TASK PROMPT:
Can you pull out each line of the data below that includes the word "screenshot"?

[Dataset entries on figures]

▬▬▬▬▬▬

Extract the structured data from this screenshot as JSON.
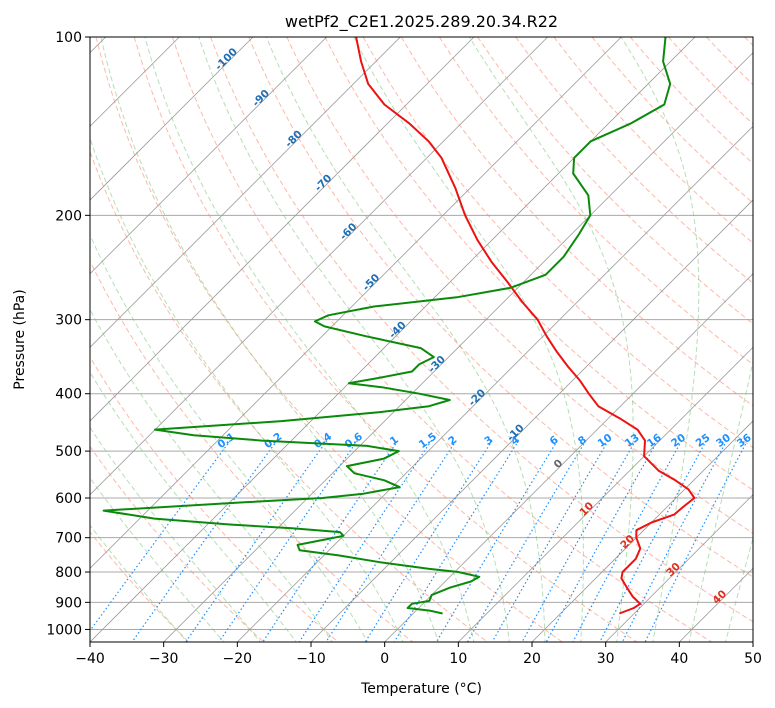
{
  "chart_data": {
    "type": "skew-t",
    "title": "wetPf2_C2E1.2025.289.20.34.R22",
    "xlabel": "Temperature (°C)",
    "ylabel": "Pressure (hPa)",
    "xlim": [
      -40,
      50
    ],
    "ylim": [
      1050,
      100
    ],
    "x_ticks": [
      -40,
      -30,
      -20,
      -10,
      0,
      10,
      20,
      30,
      40,
      50
    ],
    "x_tick_labels": [
      "−40",
      "−30",
      "−20",
      "−10",
      "0",
      "10",
      "20",
      "30",
      "40",
      "50"
    ],
    "y_ticks": [
      100,
      200,
      300,
      400,
      500,
      600,
      700,
      800,
      900,
      1000
    ],
    "y_tick_labels": [
      "100",
      "200",
      "300",
      "400",
      "500",
      "600",
      "700",
      "800",
      "900",
      "1000"
    ],
    "colors": {
      "temperature": "#ee1111",
      "dewpoint": "#0a8a0a",
      "dry_adiabat": "#fa8060",
      "moist_adiabat": "#6cc06c",
      "mixing_ratio": "#1e90ff",
      "isotherm": "#9a9a9a",
      "isobar": "#a8a8a8",
      "dry_label": "#e03020",
      "moist_label": "#1f6fb4",
      "zero_label": "#666666"
    },
    "dry_adiabat_labels": [
      {
        "text": "10",
        "temp": 10,
        "p": 632
      },
      {
        "text": "20",
        "temp": 20,
        "p": 718
      },
      {
        "text": "30",
        "temp": 30,
        "p": 800
      },
      {
        "text": "40",
        "temp": 40,
        "p": 890
      }
    ],
    "moist_adiabat_labels": [
      {
        "text": "-100",
        "temp": -100,
        "p": 110
      },
      {
        "text": "-90",
        "temp": -90,
        "p": 128
      },
      {
        "text": "-80",
        "temp": -80,
        "p": 150
      },
      {
        "text": "-70",
        "temp": -70,
        "p": 178
      },
      {
        "text": "-60",
        "temp": -60,
        "p": 215
      },
      {
        "text": "-50",
        "temp": -50,
        "p": 262
      },
      {
        "text": "-40",
        "temp": -40,
        "p": 315
      },
      {
        "text": "-30",
        "temp": -30,
        "p": 360
      },
      {
        "text": "-20",
        "temp": -20,
        "p": 410
      },
      {
        "text": "-10",
        "temp": -10,
        "p": 470
      },
      {
        "text": "0",
        "temp": 0,
        "p": 530
      }
    ],
    "mixing_ratio_labels": [
      "0.1",
      "0.2",
      "0.4",
      "0.6",
      "1",
      "1.5",
      "2",
      "3",
      "4",
      "6",
      "8",
      "10",
      "13",
      "16",
      "20",
      "25",
      "30",
      "36"
    ],
    "mixing_ratio_label_p": 485,
    "series": [
      {
        "name": "Temperature",
        "points": [
          {
            "p": 940,
            "t": 28
          },
          {
            "p": 920,
            "t": 29.2
          },
          {
            "p": 905,
            "t": 29.5
          },
          {
            "p": 880,
            "t": 27.5
          },
          {
            "p": 850,
            "t": 25.5
          },
          {
            "p": 820,
            "t": 23.5
          },
          {
            "p": 800,
            "t": 22.8
          },
          {
            "p": 760,
            "t": 22.8
          },
          {
            "p": 730,
            "t": 22
          },
          {
            "p": 700,
            "t": 20
          },
          {
            "p": 680,
            "t": 19
          },
          {
            "p": 660,
            "t": 20
          },
          {
            "p": 640,
            "t": 22
          },
          {
            "p": 620,
            "t": 22.2
          },
          {
            "p": 600,
            "t": 22.5
          },
          {
            "p": 580,
            "t": 20.5
          },
          {
            "p": 560,
            "t": 17.5
          },
          {
            "p": 540,
            "t": 14
          },
          {
            "p": 510,
            "t": 10
          },
          {
            "p": 480,
            "t": 8
          },
          {
            "p": 460,
            "t": 5.5
          },
          {
            "p": 440,
            "t": 1.5
          },
          {
            "p": 420,
            "t": -3
          },
          {
            "p": 400,
            "t": -6
          },
          {
            "p": 380,
            "t": -9
          },
          {
            "p": 360,
            "t": -12.5
          },
          {
            "p": 340,
            "t": -16
          },
          {
            "p": 320,
            "t": -19.5
          },
          {
            "p": 300,
            "t": -23
          },
          {
            "p": 280,
            "t": -27.5
          },
          {
            "p": 260,
            "t": -32
          },
          {
            "p": 240,
            "t": -37
          },
          {
            "p": 220,
            "t": -42
          },
          {
            "p": 200,
            "t": -47
          },
          {
            "p": 180,
            "t": -52
          },
          {
            "p": 160,
            "t": -58
          },
          {
            "p": 150,
            "t": -62
          },
          {
            "p": 140,
            "t": -67
          },
          {
            "p": 130,
            "t": -73
          },
          {
            "p": 120,
            "t": -78
          },
          {
            "p": 110,
            "t": -82
          },
          {
            "p": 100,
            "t": -86
          }
        ]
      },
      {
        "name": "Dewpoint",
        "points": [
          {
            "p": 940,
            "t": 4
          },
          {
            "p": 930,
            "t": 2
          },
          {
            "p": 920,
            "t": -1.5
          },
          {
            "p": 905,
            "t": -1.5
          },
          {
            "p": 895,
            "t": 0.5
          },
          {
            "p": 875,
            "t": 0
          },
          {
            "p": 850,
            "t": 1.5
          },
          {
            "p": 830,
            "t": 3.5
          },
          {
            "p": 815,
            "t": 4
          },
          {
            "p": 800,
            "t": 0.5
          },
          {
            "p": 790,
            "t": -4
          },
          {
            "p": 770,
            "t": -11.5
          },
          {
            "p": 750,
            "t": -18
          },
          {
            "p": 735,
            "t": -24
          },
          {
            "p": 720,
            "t": -25
          },
          {
            "p": 705,
            "t": -22
          },
          {
            "p": 695,
            "t": -20
          },
          {
            "p": 685,
            "t": -21
          },
          {
            "p": 675,
            "t": -28
          },
          {
            "p": 665,
            "t": -37
          },
          {
            "p": 650,
            "t": -48
          },
          {
            "p": 630,
            "t": -56
          },
          {
            "p": 610,
            "t": -38
          },
          {
            "p": 600,
            "t": -28
          },
          {
            "p": 590,
            "t": -23
          },
          {
            "p": 575,
            "t": -19
          },
          {
            "p": 560,
            "t": -22
          },
          {
            "p": 545,
            "t": -27
          },
          {
            "p": 530,
            "t": -29
          },
          {
            "p": 515,
            "t": -25
          },
          {
            "p": 500,
            "t": -24
          },
          {
            "p": 490,
            "t": -29
          },
          {
            "p": 480,
            "t": -44
          },
          {
            "p": 470,
            "t": -54
          },
          {
            "p": 460,
            "t": -60
          },
          {
            "p": 445,
            "t": -44
          },
          {
            "p": 430,
            "t": -32
          },
          {
            "p": 420,
            "t": -26
          },
          {
            "p": 410,
            "t": -24
          },
          {
            "p": 400,
            "t": -29
          },
          {
            "p": 390,
            "t": -35
          },
          {
            "p": 384,
            "t": -40
          },
          {
            "p": 377,
            "t": -37
          },
          {
            "p": 367,
            "t": -33
          },
          {
            "p": 357,
            "t": -33
          },
          {
            "p": 347,
            "t": -32
          },
          {
            "p": 335,
            "t": -35
          },
          {
            "p": 320,
            "t": -44
          },
          {
            "p": 308,
            "t": -51
          },
          {
            "p": 302,
            "t": -53
          },
          {
            "p": 295,
            "t": -52
          },
          {
            "p": 285,
            "t": -47
          },
          {
            "p": 275,
            "t": -37
          },
          {
            "p": 265,
            "t": -31
          },
          {
            "p": 252,
            "t": -28
          },
          {
            "p": 235,
            "t": -28
          },
          {
            "p": 215,
            "t": -29
          },
          {
            "p": 200,
            "t": -30
          },
          {
            "p": 185,
            "t": -33
          },
          {
            "p": 170,
            "t": -38
          },
          {
            "p": 160,
            "t": -40
          },
          {
            "p": 150,
            "t": -40
          },
          {
            "p": 140,
            "t": -37
          },
          {
            "p": 130,
            "t": -35
          },
          {
            "p": 120,
            "t": -37
          },
          {
            "p": 110,
            "t": -41
          },
          {
            "p": 100,
            "t": -44
          }
        ]
      }
    ]
  }
}
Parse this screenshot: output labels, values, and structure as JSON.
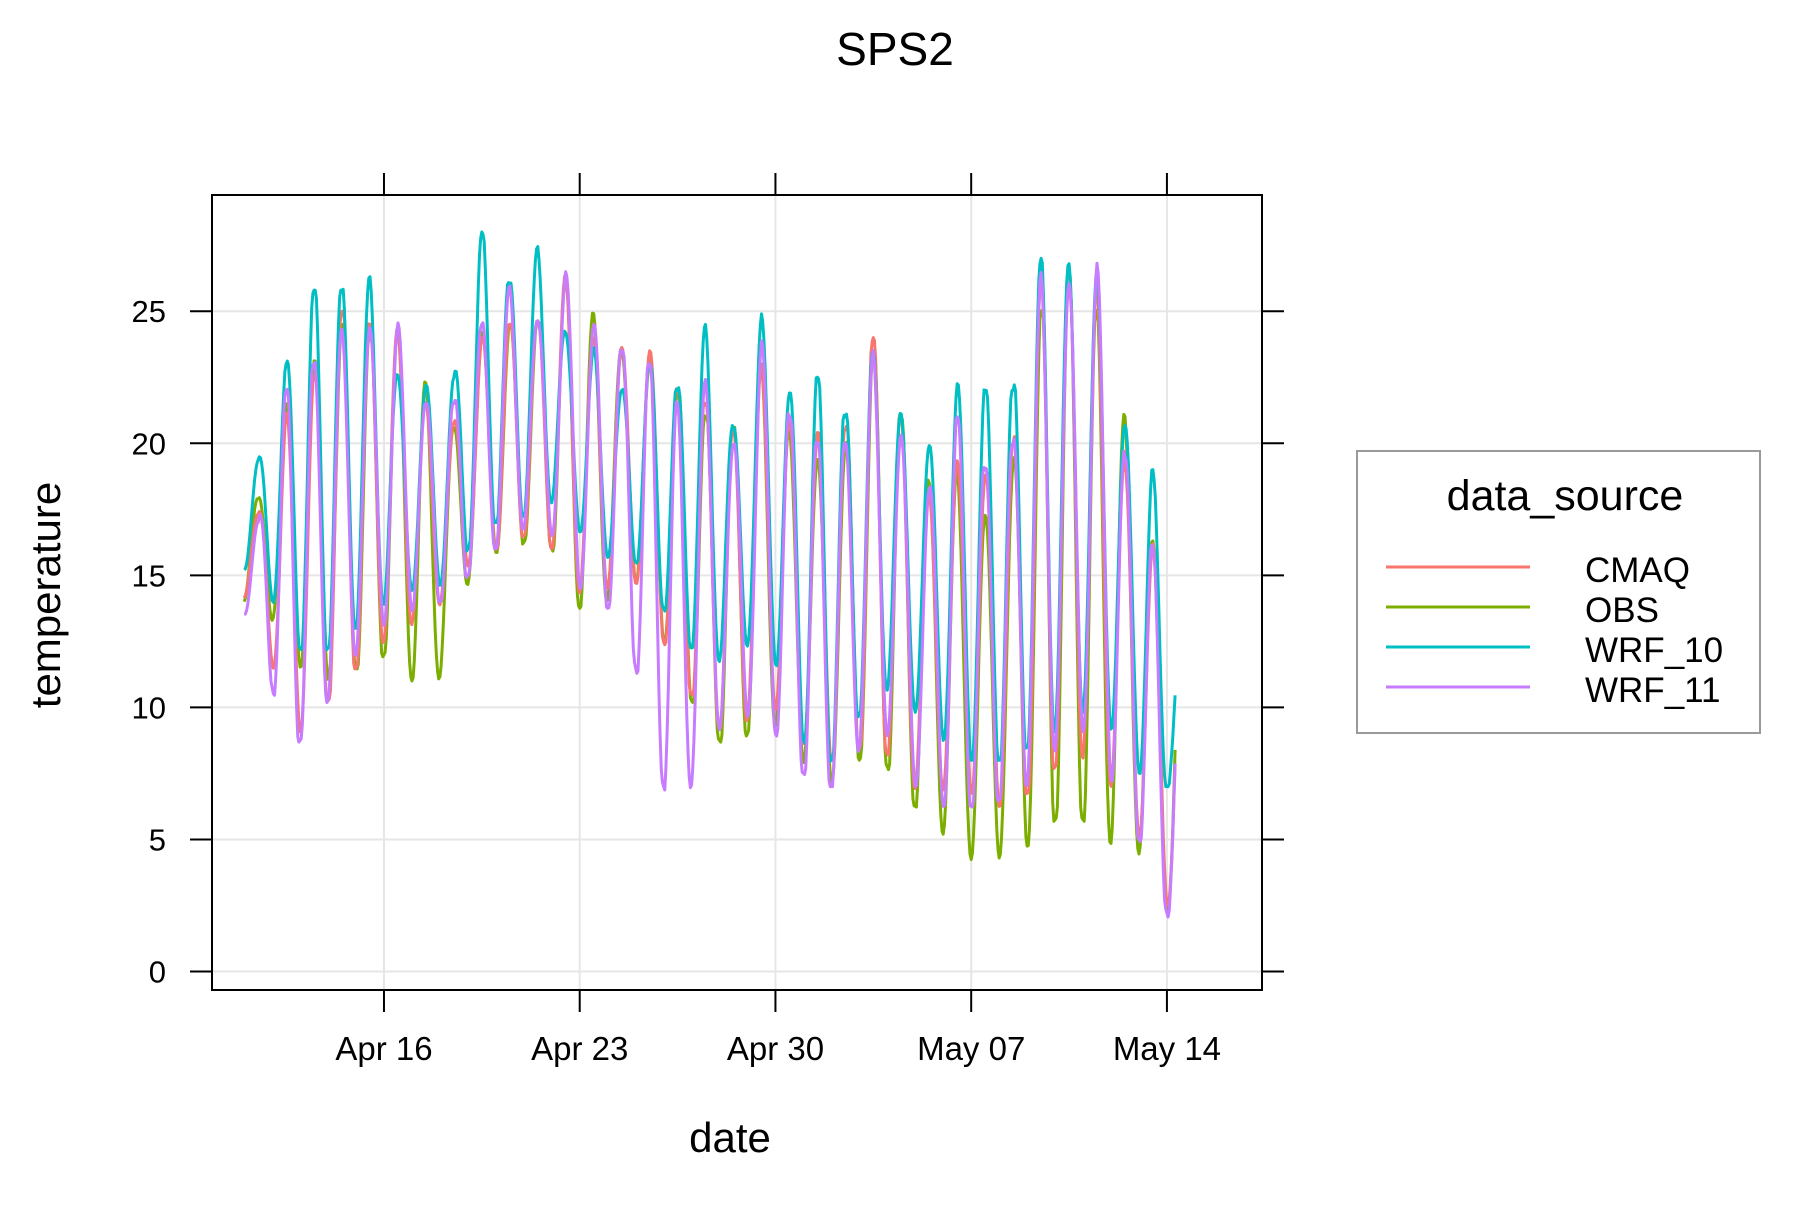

▬▬▬▬▬▬

RESULT BELOW:
Extract the structured data from this screenshot as JSON.
Parse this screenshot: output labels, values, and structure as JSON.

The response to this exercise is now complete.